Check each line of the records below for the string "تتحدث", then state how many lines contain it, with no other output.

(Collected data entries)
** Start **
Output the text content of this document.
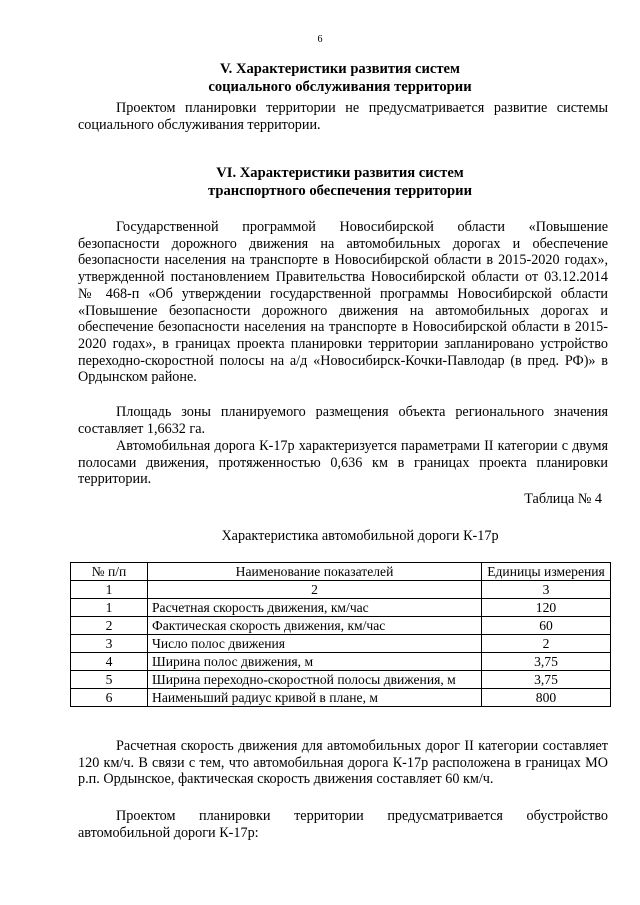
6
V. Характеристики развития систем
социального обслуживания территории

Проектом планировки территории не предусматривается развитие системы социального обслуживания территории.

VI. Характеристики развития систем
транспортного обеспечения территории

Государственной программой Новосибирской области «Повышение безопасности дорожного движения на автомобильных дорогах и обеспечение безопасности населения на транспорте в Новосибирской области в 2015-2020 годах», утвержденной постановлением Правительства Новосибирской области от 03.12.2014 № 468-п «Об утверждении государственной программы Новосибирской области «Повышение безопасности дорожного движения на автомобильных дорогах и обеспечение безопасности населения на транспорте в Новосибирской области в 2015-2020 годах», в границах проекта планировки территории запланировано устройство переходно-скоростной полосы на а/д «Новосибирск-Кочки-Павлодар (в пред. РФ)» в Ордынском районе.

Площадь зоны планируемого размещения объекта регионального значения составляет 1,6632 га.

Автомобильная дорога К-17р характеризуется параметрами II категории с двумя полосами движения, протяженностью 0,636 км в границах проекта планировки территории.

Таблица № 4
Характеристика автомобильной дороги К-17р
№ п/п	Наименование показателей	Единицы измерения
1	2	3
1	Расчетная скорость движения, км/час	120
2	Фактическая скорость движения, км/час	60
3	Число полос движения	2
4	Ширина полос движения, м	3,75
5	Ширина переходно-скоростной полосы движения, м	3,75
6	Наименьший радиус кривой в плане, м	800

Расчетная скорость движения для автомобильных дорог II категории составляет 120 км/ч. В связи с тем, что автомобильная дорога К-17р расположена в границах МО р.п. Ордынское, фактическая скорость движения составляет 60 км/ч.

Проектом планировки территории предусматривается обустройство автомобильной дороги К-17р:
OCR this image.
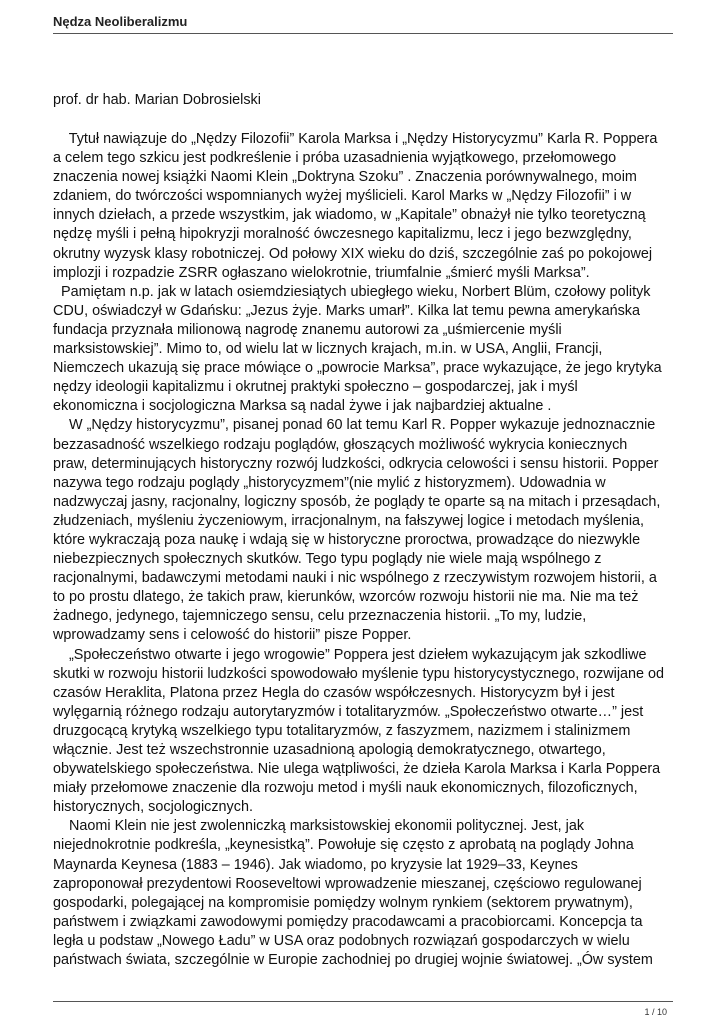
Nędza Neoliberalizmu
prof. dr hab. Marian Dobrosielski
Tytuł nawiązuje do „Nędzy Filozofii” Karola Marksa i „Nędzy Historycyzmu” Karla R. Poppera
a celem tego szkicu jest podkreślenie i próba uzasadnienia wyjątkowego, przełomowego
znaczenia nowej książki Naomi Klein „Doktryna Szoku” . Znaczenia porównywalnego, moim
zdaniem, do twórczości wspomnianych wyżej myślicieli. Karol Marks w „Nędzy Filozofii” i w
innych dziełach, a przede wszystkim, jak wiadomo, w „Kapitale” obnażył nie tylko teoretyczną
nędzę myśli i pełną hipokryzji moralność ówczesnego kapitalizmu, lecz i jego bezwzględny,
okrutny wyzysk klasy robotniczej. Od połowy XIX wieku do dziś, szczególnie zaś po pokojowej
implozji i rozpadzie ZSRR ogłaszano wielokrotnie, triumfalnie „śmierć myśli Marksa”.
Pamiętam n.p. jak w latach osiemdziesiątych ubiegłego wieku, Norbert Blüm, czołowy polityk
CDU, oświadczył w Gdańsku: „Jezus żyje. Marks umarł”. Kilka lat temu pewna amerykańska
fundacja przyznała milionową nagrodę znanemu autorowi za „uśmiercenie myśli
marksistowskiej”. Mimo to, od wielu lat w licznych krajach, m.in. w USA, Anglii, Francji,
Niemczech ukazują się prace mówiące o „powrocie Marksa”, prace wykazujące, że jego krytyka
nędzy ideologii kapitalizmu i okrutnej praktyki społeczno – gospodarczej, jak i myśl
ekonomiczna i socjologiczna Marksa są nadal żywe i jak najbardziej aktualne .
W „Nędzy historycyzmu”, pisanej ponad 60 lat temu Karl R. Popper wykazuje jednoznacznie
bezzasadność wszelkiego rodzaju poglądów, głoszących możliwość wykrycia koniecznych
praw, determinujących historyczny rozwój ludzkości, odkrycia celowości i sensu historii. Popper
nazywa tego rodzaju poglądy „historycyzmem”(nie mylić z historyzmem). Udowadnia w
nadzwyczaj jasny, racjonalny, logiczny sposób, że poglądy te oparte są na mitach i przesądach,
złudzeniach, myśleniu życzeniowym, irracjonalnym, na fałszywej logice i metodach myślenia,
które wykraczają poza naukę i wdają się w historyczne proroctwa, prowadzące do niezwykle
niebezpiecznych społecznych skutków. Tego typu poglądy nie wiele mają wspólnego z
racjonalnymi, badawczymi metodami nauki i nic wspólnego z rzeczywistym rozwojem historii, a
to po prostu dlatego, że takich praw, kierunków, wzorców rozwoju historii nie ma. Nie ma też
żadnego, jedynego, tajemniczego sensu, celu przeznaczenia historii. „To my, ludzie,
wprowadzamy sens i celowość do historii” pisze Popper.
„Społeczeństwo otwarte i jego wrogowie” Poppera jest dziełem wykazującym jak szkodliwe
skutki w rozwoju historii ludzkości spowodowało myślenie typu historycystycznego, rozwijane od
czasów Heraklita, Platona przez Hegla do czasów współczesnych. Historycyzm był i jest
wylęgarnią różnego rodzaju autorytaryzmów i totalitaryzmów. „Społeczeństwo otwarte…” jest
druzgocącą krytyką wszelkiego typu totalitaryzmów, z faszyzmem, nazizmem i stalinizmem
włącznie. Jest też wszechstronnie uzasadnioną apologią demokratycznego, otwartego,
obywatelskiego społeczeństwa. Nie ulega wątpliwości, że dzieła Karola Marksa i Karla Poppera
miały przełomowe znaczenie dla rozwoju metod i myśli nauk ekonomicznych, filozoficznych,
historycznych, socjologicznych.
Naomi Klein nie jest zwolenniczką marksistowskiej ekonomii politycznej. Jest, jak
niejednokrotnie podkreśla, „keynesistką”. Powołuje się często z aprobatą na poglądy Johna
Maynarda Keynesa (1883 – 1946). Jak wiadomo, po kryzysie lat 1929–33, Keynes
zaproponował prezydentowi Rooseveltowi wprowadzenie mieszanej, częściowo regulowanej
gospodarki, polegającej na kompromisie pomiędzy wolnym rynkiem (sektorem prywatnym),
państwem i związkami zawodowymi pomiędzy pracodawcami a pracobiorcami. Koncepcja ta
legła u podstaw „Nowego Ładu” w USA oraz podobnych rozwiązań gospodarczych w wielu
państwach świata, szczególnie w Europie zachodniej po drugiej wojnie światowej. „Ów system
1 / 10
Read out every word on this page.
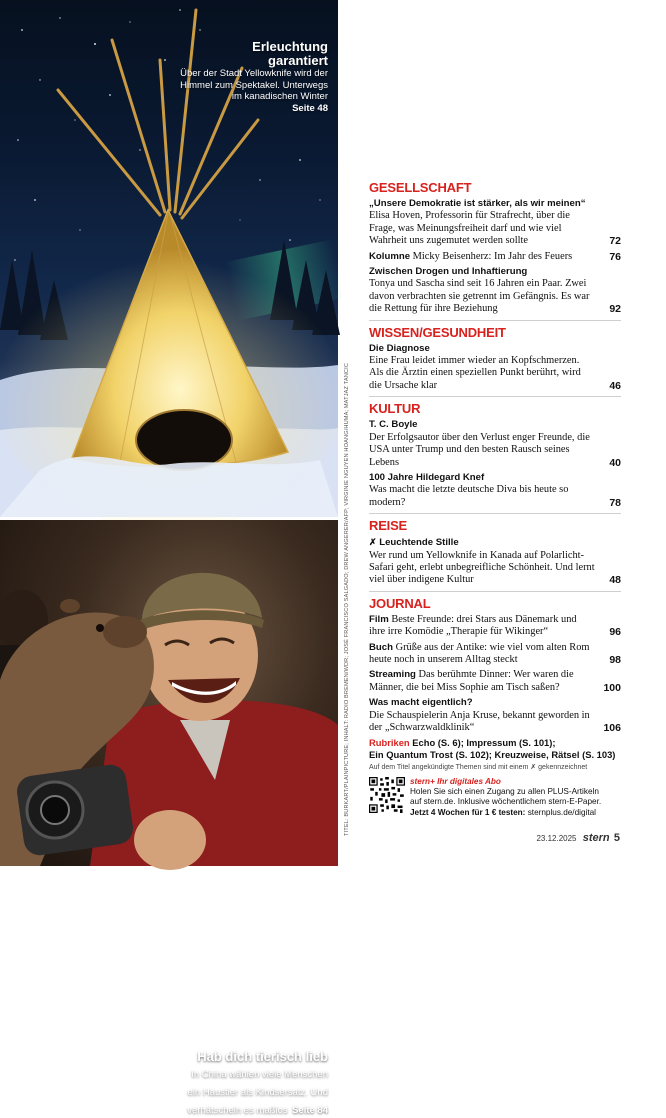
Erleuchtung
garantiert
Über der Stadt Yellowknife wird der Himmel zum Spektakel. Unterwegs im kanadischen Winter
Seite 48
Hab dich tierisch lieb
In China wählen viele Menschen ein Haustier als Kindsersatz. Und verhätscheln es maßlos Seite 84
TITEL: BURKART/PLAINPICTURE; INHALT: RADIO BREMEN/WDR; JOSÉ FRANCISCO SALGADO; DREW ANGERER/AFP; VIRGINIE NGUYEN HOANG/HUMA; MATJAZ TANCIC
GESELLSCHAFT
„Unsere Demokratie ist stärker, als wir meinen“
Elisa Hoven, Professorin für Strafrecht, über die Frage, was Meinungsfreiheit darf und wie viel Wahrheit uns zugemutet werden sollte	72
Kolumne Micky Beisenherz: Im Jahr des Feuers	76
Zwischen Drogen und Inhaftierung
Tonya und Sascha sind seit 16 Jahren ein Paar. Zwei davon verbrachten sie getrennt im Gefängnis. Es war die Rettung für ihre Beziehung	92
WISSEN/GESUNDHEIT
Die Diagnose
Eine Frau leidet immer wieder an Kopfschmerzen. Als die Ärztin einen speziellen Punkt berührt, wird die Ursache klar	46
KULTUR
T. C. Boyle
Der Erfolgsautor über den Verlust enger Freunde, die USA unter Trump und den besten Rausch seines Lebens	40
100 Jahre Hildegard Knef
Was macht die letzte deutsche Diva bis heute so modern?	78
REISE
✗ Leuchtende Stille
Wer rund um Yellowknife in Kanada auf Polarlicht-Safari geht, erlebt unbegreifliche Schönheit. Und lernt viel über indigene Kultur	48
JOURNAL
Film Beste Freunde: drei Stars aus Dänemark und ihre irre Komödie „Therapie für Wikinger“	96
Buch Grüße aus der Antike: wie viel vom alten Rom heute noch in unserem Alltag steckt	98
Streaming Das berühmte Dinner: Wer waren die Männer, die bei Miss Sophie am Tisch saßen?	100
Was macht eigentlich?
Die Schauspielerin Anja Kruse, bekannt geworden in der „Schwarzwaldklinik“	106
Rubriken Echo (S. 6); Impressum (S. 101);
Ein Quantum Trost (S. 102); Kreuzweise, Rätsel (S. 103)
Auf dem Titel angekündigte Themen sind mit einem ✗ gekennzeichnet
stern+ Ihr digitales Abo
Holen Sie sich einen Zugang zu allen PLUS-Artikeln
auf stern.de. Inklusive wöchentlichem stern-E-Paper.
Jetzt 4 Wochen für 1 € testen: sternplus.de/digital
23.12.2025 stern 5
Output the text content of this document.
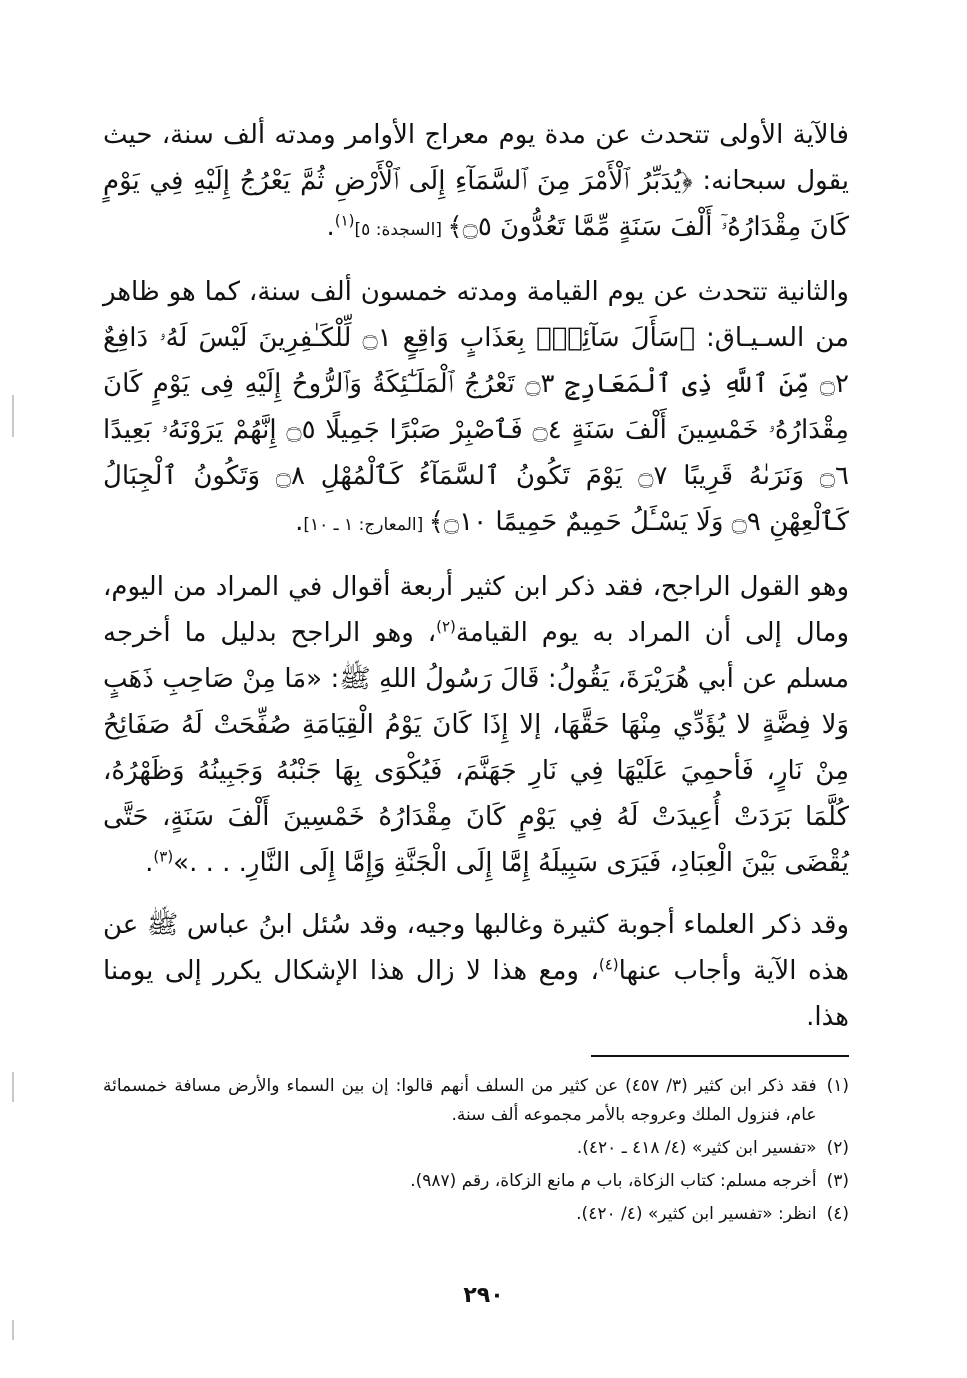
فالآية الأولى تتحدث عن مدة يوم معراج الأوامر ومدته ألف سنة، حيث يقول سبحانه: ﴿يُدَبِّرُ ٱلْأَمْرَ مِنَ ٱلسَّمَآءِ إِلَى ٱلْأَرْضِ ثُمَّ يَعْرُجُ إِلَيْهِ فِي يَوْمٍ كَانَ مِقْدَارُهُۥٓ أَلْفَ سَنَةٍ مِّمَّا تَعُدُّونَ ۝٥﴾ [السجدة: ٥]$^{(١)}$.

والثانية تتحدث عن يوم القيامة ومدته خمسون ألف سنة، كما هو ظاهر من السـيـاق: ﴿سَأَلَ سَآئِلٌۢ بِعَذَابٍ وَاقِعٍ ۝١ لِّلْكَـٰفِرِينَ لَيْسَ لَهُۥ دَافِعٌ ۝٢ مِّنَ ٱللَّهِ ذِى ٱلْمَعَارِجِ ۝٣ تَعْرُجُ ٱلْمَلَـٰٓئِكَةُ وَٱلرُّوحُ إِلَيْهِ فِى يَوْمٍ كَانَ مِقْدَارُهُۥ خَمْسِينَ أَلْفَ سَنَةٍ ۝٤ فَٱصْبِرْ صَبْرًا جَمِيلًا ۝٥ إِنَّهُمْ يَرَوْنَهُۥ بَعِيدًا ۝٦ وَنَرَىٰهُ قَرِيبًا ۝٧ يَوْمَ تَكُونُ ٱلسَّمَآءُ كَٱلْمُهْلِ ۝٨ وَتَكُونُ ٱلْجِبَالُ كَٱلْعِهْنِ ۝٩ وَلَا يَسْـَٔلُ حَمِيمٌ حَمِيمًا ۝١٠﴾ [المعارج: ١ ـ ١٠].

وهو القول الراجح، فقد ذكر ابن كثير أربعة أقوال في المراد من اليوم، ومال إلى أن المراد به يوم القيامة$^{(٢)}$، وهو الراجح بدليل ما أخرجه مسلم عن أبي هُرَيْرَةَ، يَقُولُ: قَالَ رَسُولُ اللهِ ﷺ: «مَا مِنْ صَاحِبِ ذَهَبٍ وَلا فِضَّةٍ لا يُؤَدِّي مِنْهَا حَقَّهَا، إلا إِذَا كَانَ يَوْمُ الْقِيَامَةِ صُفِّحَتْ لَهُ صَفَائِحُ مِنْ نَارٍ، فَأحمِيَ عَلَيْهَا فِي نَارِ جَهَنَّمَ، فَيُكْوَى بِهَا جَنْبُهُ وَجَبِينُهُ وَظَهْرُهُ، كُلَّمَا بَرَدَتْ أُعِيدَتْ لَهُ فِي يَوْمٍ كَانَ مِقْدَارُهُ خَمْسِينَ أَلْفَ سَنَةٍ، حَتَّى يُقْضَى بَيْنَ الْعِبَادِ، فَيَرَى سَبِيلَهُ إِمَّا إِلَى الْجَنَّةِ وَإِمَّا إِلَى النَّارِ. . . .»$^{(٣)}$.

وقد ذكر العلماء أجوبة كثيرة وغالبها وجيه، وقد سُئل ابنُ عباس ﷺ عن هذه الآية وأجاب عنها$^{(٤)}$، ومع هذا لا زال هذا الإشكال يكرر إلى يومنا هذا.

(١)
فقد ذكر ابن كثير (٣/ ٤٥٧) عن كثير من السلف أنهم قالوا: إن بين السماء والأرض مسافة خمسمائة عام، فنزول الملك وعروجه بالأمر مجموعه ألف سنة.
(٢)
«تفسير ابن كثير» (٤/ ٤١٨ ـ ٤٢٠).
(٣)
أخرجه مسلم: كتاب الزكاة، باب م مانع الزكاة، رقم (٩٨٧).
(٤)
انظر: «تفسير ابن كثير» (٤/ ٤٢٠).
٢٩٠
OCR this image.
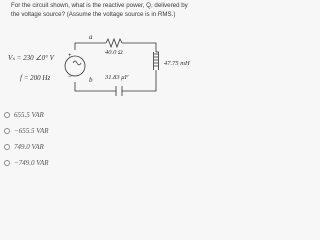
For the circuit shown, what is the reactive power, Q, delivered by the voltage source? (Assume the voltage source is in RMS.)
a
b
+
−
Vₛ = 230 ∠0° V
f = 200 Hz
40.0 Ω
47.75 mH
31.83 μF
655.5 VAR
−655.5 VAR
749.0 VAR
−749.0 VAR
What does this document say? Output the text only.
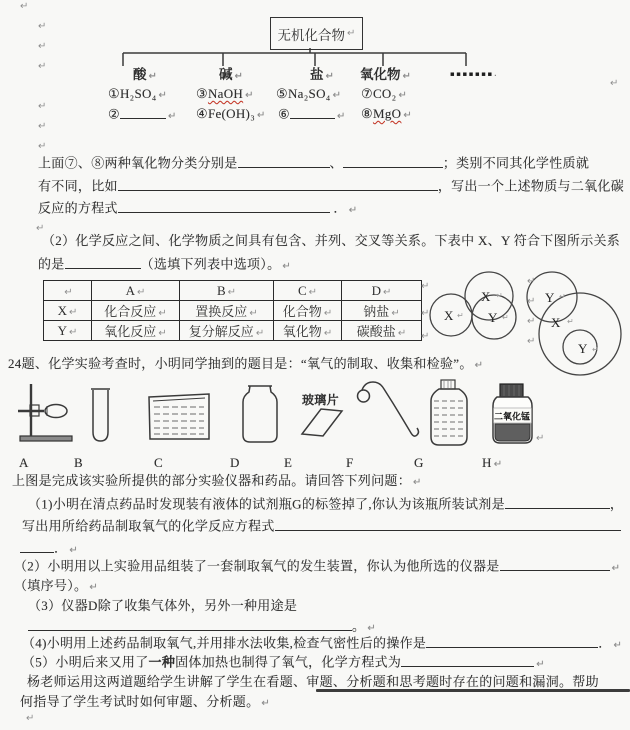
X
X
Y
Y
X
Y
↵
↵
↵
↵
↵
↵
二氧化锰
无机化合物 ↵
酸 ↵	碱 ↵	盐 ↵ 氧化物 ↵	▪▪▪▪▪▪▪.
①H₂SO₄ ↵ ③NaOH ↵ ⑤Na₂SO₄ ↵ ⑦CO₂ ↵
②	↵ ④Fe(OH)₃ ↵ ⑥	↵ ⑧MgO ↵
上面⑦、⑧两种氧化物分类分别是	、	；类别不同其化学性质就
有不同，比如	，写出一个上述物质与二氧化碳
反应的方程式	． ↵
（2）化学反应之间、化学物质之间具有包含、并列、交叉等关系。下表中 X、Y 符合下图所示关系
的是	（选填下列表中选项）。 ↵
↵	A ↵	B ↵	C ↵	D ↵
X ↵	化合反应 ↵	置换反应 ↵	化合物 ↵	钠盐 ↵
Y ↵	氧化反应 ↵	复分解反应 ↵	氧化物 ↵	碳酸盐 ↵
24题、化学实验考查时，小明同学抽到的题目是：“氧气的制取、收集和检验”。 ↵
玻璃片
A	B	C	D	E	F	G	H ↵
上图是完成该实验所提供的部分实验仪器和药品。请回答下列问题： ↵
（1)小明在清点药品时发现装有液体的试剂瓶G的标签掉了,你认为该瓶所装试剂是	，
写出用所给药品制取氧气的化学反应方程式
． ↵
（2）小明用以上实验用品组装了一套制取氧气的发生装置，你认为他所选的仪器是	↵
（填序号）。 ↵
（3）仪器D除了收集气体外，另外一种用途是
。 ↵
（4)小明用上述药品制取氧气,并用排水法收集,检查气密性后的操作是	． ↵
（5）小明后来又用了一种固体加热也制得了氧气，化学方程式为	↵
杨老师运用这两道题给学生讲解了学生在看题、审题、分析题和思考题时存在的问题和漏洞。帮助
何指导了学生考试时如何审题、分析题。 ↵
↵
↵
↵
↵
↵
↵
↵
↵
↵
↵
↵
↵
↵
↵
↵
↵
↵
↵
** End **
* _Answer to the task_
2